● **本文抜粋**
逆のvarからvalを考えるとvarで宣言されているgetとsetをvalでgetのみにする必要があります。
そのため不可能となっています。
fun main() {
val class02 = Class02()
println(class02.property01)
}
class Class02: Class01() {
override val property01 = "Class02.property01"
}
open class Class01 {
open var property01 = "Class01.property01"
}
上記の場合、Class02でClass01のvar宣言をvalに変えようとしているため下記エラーが表示されます。
Val-property cannot override var-property
訳: Val宣言のプロパティはVar宣言を上書きできません。
overrideキーワードはプライマリコンストラクタのプロパティ宣言でも使用できます。
fun main() {
val class02 = Class02("override in constructor")
println(class02.property01) // override in constructor
}
class Class02(override val property01: String): Class01() {}
open class Class01 {
open val property01 = "Class01.property01"

文書レイアウト検出データ:
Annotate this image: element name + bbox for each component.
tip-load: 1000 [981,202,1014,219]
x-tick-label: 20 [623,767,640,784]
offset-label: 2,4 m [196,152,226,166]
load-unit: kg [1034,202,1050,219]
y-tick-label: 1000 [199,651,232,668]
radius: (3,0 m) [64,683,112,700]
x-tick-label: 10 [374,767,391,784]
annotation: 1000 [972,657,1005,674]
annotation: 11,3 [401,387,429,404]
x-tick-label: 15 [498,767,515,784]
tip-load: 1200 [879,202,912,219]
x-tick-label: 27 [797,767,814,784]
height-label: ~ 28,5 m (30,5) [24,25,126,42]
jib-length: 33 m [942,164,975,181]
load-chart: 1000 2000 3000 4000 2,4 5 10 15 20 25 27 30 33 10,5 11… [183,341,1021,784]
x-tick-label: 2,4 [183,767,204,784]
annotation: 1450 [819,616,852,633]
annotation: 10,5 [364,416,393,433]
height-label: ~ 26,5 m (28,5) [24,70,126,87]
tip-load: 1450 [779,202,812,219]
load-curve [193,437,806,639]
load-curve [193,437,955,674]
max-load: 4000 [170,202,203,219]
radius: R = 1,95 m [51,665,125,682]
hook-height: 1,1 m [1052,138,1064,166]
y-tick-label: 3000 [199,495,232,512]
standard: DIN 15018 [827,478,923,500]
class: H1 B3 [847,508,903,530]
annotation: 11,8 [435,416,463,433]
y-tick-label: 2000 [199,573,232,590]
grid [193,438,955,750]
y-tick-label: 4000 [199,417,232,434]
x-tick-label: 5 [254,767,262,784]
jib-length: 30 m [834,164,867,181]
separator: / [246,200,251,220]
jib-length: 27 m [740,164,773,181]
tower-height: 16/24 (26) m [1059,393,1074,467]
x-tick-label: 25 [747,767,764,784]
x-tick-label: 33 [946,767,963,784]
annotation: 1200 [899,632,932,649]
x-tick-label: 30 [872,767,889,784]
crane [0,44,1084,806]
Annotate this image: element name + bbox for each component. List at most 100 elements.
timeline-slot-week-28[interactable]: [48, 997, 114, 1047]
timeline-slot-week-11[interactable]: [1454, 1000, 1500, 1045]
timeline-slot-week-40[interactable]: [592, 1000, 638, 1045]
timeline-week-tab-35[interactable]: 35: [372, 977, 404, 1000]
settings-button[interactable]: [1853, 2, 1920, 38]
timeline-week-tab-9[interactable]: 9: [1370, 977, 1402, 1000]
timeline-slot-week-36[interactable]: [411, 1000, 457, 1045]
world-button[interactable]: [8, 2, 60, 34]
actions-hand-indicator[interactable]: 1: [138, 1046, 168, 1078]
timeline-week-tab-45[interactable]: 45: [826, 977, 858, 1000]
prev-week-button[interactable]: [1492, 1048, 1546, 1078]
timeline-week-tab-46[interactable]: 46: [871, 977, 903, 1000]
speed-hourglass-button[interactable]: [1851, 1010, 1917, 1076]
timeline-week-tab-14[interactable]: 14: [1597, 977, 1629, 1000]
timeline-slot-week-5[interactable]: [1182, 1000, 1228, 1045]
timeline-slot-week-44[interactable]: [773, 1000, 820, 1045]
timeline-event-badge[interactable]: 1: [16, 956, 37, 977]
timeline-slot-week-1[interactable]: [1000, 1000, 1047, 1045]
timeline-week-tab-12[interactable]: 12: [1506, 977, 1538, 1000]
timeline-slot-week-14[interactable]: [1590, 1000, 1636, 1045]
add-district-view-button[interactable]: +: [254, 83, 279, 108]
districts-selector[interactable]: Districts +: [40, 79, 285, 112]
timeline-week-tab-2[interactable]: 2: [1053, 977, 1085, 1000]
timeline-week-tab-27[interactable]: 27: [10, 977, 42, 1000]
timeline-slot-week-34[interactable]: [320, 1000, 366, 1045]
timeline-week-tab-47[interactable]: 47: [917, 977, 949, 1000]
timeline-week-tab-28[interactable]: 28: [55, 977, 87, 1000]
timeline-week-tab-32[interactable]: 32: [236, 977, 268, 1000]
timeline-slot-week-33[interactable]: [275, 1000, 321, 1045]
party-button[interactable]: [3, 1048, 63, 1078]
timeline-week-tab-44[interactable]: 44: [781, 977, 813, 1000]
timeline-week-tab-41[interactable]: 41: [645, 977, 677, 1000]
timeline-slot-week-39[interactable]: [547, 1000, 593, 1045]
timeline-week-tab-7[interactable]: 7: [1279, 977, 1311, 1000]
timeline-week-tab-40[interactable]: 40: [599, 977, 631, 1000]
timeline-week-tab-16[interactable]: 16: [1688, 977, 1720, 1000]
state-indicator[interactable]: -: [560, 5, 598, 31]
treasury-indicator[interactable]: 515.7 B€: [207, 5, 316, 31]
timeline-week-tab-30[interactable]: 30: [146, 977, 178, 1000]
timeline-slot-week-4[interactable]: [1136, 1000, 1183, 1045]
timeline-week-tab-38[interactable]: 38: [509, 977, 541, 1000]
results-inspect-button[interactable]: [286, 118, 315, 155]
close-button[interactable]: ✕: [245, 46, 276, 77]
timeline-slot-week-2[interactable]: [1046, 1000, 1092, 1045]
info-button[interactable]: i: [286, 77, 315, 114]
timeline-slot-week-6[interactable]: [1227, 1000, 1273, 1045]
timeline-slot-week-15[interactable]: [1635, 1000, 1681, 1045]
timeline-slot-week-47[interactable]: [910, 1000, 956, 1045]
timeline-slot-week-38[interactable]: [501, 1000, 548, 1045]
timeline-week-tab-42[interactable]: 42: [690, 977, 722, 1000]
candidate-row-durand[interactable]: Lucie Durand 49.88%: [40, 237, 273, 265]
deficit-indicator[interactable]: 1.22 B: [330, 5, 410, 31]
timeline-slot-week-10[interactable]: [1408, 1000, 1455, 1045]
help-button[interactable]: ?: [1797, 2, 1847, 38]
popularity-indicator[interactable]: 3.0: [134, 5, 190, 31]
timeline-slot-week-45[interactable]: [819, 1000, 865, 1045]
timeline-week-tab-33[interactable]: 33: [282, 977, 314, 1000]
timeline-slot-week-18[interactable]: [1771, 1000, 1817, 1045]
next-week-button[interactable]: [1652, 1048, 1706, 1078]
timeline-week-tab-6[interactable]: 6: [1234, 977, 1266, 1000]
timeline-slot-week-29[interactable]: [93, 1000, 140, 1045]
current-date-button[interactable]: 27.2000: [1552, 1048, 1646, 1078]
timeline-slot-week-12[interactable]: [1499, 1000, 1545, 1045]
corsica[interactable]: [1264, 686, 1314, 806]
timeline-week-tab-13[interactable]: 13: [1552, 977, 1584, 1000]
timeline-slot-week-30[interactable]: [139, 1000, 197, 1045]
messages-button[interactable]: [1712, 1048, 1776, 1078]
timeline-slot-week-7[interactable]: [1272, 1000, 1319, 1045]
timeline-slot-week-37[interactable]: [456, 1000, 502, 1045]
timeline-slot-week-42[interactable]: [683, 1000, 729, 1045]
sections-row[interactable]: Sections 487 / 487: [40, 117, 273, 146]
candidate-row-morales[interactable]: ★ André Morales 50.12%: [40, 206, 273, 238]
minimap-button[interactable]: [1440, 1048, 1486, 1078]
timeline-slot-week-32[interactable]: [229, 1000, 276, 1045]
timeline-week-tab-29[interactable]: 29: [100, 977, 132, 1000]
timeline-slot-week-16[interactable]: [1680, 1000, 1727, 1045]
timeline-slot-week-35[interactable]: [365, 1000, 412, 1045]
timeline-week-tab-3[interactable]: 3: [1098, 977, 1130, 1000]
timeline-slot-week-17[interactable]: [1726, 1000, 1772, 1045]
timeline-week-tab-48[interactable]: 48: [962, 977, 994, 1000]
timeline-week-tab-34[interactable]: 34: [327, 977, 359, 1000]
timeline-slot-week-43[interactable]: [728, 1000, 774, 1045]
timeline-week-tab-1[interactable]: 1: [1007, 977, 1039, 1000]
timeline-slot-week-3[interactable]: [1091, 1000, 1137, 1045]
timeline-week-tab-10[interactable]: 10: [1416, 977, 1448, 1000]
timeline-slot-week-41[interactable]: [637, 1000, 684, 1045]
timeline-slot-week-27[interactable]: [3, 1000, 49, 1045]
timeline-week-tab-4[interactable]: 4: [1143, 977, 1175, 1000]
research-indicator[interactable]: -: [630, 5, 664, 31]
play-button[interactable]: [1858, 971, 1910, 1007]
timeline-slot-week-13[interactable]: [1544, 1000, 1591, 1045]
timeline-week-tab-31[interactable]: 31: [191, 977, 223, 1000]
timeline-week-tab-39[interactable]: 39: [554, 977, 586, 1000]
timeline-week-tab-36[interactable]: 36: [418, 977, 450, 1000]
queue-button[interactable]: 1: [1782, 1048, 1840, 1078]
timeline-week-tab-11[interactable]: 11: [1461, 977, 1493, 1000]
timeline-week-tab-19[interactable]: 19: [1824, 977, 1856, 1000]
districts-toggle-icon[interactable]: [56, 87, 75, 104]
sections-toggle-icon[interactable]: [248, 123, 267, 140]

● **課題**
**1.** 本文の例で、Class02がClass01のvar宣言をvalに変えようとした場合に表示されるエラーメッセージは何ですか。
**2.** 本文のうち、「逆のvarからvalを考える」を含む語句で始まり「め下記エラーが表示されます。」で終わる部分を、一字一句変えずに引用してください。

● **解答例**
**1.** Val-property cannot override var-property

**2.**
逆のvarからvalを考えるとvarで宣言されているgetとsetをvalでgetのみにする必要があります。
そのため不可能となっています。
fun main() {
val class02 = Class02()
println(class02.property01)
}
class Class02: Class01() {
override val property01 = "Class02.property01"
}
open class Class01 {
open var property01 = "Class01.property01"
}
上記の場合、Class02でClass01のvar宣言をvalに変えようとしているため下記エラーが表示されます。